(Extracted data entries)

-*-

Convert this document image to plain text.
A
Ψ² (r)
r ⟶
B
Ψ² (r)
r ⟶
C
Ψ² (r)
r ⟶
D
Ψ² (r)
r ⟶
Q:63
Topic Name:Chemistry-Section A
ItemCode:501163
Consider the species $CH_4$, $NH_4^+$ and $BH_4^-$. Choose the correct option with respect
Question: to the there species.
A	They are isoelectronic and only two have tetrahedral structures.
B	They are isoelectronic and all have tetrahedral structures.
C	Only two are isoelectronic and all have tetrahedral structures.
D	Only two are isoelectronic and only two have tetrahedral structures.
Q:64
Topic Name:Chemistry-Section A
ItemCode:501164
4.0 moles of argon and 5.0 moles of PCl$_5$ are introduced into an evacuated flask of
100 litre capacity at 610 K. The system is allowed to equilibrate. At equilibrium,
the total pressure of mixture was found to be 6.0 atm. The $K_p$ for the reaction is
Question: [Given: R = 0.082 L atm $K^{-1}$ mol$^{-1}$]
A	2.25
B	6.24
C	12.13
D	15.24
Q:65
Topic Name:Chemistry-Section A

-*-

STATED EXERCISE:
Find every line above that contains the word "isoelectronic", and return each one.

THE OUTPUT:
A	They are isoelectronic and only two have tetrahedral structures.
B	They are isoelectronic and all have tetrahedral structures.
C	Only two are isoelectronic and all have tetrahedral structures.
D	Only two are isoelectronic and only two have tetrahedral structures.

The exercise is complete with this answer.